WHAT YOU SHOULD DO:
State the number of lines where "เยเมน" appears. Add nothing else.

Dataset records
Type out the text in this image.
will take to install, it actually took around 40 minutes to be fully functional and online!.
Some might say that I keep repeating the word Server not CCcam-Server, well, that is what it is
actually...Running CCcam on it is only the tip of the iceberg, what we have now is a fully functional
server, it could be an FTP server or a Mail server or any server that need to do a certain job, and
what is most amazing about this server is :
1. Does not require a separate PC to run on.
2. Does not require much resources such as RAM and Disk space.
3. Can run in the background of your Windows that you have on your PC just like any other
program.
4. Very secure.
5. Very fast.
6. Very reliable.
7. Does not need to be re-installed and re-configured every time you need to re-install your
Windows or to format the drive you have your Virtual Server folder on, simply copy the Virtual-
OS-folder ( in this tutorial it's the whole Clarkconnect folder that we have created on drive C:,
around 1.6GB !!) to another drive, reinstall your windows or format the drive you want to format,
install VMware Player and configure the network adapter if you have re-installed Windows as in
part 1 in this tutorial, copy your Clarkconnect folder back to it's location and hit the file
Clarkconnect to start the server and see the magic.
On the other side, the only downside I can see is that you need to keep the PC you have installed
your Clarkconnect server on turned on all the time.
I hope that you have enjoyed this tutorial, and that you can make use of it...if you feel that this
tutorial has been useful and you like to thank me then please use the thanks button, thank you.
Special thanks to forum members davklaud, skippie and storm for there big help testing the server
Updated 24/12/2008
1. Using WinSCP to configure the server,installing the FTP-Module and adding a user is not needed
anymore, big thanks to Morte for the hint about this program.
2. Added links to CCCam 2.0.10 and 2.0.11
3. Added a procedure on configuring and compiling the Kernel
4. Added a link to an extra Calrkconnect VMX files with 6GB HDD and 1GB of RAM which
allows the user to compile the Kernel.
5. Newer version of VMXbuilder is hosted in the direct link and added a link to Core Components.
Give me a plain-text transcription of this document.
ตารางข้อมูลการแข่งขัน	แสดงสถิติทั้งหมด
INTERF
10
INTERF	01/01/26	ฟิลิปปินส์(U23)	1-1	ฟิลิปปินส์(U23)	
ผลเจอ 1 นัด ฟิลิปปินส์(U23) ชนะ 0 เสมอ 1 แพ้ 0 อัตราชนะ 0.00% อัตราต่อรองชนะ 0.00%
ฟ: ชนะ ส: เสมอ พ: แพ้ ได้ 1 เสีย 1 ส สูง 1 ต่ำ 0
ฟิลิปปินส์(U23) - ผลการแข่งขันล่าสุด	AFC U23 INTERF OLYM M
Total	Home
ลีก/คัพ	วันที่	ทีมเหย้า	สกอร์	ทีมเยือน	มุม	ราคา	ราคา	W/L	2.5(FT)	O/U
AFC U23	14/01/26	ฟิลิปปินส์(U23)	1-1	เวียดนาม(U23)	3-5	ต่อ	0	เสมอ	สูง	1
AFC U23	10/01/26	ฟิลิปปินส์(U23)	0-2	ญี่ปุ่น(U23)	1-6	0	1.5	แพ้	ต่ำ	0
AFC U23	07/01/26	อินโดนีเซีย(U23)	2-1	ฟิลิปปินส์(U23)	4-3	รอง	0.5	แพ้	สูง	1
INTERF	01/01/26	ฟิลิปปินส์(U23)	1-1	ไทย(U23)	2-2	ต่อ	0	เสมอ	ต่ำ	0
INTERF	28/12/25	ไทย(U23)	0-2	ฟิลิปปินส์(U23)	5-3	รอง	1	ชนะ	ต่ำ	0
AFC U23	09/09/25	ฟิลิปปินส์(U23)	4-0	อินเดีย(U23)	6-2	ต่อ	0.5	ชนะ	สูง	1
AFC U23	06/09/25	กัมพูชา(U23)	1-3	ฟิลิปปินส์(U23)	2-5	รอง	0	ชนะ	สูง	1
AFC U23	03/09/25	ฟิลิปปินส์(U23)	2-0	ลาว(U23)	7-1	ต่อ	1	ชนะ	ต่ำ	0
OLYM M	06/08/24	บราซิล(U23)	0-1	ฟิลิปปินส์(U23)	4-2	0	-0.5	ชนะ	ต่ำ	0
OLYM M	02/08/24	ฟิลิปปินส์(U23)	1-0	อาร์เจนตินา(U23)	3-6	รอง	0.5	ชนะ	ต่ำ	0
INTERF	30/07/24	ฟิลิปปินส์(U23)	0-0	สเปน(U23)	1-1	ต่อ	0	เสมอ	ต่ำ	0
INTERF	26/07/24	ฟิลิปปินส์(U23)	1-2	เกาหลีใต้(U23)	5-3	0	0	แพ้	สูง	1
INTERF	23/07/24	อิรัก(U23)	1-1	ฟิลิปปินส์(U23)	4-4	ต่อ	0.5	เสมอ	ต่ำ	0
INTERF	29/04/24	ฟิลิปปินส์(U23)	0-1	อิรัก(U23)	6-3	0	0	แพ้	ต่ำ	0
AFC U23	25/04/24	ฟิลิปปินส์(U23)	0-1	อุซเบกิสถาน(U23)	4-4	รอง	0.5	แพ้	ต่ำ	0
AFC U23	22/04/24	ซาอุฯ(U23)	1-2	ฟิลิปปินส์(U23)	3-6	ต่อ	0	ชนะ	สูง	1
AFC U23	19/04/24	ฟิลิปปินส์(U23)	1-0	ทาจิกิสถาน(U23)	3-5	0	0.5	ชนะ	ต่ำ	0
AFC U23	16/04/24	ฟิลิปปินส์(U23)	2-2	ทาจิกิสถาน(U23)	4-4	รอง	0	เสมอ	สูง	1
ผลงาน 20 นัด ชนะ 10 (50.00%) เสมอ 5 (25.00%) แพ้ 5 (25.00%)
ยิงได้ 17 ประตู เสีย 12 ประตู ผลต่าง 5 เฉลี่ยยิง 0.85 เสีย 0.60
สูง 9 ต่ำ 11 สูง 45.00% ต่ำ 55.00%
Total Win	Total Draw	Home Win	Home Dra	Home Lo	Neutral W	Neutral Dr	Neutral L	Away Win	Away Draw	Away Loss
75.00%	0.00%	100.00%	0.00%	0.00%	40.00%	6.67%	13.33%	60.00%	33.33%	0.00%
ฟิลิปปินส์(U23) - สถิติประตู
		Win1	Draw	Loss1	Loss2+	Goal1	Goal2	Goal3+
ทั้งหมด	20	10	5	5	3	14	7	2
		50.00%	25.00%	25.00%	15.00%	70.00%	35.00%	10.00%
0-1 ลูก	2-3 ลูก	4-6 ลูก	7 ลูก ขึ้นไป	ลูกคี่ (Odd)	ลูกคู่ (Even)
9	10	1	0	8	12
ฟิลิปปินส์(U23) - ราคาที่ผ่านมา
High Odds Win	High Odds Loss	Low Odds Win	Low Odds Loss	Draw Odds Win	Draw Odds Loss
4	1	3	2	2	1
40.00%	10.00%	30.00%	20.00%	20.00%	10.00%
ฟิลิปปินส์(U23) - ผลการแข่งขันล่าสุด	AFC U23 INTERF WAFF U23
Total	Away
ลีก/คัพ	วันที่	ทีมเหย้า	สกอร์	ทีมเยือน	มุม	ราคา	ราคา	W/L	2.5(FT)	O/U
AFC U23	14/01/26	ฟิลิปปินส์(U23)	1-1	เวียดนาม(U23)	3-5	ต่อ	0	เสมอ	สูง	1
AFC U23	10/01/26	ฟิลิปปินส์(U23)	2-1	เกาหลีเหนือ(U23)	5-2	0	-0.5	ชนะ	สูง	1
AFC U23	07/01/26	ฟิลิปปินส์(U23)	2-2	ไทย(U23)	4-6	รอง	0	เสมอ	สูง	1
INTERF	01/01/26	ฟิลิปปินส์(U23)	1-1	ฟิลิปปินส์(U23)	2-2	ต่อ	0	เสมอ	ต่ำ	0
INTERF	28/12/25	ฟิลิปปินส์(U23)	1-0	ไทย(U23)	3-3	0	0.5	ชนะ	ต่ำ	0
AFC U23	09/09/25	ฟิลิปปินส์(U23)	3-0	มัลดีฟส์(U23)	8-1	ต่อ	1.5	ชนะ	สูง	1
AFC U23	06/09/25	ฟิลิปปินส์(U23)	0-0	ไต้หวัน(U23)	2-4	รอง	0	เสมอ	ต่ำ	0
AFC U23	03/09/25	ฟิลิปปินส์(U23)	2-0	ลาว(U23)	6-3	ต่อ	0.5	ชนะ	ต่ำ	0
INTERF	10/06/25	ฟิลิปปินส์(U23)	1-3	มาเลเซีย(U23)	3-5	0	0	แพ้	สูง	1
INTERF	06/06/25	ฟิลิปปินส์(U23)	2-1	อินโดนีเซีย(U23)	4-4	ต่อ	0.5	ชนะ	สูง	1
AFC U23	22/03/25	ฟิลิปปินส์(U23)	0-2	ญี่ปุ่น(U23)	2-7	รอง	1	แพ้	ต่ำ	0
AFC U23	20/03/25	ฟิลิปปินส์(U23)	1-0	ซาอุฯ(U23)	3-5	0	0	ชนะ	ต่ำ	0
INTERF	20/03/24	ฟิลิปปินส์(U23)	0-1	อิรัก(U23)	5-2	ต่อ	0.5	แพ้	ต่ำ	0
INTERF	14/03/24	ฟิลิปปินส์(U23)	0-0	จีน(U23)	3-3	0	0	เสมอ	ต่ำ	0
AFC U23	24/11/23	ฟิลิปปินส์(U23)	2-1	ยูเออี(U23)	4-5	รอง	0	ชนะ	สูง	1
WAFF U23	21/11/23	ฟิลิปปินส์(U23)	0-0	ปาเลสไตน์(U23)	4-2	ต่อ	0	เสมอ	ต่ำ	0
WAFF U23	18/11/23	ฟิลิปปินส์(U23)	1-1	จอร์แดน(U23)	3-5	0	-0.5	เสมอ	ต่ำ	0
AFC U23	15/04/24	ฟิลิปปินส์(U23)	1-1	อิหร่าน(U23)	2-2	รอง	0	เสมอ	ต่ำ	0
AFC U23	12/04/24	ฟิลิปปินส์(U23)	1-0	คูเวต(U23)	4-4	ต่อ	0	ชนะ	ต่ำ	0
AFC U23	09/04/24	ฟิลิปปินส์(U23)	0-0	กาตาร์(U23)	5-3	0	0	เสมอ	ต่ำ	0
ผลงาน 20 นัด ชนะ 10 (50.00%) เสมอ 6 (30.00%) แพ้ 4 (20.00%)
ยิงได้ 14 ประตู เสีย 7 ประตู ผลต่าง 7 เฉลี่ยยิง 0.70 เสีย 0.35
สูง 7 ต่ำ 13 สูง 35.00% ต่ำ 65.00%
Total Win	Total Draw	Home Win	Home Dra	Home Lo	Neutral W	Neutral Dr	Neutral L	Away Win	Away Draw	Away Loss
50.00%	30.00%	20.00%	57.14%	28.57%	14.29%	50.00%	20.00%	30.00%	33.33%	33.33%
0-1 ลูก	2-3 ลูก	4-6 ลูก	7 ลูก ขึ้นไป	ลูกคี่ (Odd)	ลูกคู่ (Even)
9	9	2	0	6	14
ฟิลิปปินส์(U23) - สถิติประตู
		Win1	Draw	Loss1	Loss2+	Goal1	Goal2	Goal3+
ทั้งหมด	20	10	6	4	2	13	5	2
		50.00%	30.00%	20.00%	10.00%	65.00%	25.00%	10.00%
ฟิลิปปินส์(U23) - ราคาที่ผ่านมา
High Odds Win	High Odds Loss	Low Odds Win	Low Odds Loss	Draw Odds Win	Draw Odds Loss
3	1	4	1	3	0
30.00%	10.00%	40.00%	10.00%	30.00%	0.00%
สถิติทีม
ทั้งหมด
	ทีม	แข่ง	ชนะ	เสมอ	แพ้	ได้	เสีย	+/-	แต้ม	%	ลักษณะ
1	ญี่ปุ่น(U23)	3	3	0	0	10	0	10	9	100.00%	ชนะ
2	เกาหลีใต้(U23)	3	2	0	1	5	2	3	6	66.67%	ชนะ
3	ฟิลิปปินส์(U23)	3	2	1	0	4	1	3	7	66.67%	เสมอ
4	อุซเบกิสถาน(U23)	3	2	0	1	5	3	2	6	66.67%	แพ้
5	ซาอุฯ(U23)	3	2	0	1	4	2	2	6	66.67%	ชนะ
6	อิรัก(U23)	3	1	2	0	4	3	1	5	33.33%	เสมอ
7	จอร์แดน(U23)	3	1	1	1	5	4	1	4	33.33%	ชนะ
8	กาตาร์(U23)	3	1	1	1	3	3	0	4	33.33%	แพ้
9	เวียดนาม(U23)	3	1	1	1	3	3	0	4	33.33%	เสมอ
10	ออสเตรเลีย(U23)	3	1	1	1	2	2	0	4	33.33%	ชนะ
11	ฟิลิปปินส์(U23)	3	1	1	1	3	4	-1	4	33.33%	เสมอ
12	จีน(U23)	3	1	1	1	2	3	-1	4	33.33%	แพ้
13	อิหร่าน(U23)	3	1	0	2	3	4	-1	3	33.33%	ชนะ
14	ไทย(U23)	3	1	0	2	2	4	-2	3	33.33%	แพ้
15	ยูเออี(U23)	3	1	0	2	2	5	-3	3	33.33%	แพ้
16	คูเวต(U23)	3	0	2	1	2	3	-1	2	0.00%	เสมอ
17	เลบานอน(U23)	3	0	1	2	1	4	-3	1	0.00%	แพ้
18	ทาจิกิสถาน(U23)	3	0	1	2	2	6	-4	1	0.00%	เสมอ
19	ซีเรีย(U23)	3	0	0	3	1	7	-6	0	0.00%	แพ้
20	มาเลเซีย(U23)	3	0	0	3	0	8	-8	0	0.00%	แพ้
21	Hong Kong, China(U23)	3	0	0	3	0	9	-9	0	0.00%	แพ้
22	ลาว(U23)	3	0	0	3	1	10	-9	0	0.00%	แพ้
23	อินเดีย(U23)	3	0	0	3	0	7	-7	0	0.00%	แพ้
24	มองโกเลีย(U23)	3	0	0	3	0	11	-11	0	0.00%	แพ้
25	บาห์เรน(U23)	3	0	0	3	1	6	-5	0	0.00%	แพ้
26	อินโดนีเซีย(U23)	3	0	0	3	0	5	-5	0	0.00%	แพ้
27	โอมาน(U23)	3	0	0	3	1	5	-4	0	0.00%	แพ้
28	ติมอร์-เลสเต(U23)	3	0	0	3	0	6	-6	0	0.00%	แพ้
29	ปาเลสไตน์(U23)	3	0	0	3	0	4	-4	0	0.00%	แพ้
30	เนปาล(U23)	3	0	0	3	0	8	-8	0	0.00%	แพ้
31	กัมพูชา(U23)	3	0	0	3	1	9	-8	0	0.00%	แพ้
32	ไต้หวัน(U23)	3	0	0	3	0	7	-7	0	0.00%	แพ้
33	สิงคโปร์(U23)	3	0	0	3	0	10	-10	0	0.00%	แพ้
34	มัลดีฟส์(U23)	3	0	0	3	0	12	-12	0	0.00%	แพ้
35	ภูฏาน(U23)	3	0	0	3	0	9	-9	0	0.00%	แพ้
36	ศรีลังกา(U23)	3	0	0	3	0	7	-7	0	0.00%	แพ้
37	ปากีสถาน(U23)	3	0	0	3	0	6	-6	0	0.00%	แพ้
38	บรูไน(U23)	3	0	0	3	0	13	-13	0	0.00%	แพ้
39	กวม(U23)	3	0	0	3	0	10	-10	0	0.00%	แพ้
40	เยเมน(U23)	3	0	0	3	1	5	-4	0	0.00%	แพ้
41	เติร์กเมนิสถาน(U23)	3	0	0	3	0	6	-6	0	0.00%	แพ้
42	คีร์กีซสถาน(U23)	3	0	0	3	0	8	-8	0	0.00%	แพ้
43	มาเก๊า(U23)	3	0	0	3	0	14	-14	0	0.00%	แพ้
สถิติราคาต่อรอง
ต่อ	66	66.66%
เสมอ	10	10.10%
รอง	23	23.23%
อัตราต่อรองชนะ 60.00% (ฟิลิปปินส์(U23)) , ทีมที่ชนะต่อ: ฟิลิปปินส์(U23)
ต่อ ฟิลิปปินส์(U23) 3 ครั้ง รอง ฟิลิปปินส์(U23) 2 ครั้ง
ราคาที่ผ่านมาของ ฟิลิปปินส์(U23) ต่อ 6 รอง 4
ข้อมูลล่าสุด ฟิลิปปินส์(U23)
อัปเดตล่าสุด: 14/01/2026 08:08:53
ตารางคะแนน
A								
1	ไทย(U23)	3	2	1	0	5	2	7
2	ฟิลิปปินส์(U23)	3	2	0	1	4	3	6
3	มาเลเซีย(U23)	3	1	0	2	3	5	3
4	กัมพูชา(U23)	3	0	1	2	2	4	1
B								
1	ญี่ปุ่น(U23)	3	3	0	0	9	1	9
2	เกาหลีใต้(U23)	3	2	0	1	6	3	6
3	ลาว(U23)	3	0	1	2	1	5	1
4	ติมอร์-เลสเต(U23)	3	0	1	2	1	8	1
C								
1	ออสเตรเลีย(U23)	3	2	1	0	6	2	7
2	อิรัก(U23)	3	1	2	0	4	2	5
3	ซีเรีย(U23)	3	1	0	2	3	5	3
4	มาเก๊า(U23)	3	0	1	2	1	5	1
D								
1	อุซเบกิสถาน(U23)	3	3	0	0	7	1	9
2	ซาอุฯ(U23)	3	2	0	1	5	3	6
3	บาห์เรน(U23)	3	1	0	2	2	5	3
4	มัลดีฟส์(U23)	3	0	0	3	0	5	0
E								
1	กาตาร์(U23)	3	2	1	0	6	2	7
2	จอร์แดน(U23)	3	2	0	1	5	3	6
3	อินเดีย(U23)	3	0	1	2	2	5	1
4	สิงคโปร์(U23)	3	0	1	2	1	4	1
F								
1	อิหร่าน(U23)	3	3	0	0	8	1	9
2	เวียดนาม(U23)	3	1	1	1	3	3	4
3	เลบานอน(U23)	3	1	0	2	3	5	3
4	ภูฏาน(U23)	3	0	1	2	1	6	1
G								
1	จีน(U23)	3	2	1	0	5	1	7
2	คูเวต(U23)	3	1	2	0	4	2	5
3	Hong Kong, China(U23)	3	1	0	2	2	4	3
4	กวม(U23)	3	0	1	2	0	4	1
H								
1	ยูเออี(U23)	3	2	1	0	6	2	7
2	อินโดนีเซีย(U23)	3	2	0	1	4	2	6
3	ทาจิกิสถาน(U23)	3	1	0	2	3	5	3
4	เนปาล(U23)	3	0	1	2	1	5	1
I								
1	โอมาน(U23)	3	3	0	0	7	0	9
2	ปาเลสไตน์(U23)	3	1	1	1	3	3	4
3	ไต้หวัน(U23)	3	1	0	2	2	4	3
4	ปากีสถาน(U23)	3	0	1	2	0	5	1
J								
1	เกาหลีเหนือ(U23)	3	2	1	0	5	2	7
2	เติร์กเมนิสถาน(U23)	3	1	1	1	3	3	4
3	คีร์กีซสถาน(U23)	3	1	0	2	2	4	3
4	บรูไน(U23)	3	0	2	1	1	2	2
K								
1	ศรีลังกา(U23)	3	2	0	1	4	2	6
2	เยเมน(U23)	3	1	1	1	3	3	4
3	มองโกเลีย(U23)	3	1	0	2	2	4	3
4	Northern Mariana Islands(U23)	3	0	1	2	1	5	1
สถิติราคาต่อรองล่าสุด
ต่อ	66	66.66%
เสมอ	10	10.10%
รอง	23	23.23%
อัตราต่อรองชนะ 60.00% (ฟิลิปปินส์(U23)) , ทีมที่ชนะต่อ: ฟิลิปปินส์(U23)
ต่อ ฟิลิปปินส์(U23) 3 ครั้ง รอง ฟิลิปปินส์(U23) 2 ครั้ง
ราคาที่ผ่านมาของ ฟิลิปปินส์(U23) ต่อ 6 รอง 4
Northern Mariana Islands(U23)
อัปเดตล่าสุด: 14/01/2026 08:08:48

OUTPUT FOR THIS TASK:
2